EXERCISE REQUIREMENTS
Records follow. Copy every line with "pagtalakay".

### LISTED RECORDS

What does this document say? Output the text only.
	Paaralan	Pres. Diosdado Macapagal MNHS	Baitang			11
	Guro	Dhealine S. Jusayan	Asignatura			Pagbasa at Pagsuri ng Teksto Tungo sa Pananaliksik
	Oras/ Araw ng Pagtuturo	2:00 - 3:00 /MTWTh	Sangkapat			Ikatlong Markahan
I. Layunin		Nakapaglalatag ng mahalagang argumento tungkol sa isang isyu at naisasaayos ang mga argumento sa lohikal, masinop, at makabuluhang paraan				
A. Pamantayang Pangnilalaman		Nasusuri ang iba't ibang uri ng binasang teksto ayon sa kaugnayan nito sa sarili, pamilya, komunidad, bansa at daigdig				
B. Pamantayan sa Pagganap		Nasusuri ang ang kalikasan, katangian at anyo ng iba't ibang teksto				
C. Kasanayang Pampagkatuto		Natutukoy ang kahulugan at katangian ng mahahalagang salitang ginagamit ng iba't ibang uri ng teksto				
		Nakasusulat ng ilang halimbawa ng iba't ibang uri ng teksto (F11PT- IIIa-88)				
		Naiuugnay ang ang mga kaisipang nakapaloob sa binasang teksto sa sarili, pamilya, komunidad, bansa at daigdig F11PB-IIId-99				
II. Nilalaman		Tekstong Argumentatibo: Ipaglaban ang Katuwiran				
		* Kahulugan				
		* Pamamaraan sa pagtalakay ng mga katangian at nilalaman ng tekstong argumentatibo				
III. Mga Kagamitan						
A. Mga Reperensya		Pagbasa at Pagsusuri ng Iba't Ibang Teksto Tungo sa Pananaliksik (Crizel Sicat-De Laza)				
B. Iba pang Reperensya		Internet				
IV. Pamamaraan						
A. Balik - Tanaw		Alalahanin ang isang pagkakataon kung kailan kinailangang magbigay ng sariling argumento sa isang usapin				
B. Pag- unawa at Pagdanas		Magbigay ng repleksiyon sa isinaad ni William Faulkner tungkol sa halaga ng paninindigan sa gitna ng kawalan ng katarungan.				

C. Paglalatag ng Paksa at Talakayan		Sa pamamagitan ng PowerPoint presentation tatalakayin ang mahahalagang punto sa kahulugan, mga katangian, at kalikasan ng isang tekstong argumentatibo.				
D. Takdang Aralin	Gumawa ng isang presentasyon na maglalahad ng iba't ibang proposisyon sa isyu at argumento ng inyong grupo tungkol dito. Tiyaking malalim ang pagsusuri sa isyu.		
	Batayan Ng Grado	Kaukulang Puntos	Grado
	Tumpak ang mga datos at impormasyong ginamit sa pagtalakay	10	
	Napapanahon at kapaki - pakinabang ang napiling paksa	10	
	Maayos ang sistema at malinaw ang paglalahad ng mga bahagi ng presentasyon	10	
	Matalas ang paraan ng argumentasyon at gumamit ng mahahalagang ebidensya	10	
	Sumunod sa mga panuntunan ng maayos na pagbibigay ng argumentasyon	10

######

FULL SOLUTION
		* Pamamaraan sa pagtalakay ng mga katangian at nilalaman ng tekstong argumentatibo				
	Tumpak ang mga datos at impormasyong ginamit sa pagtalakay	10	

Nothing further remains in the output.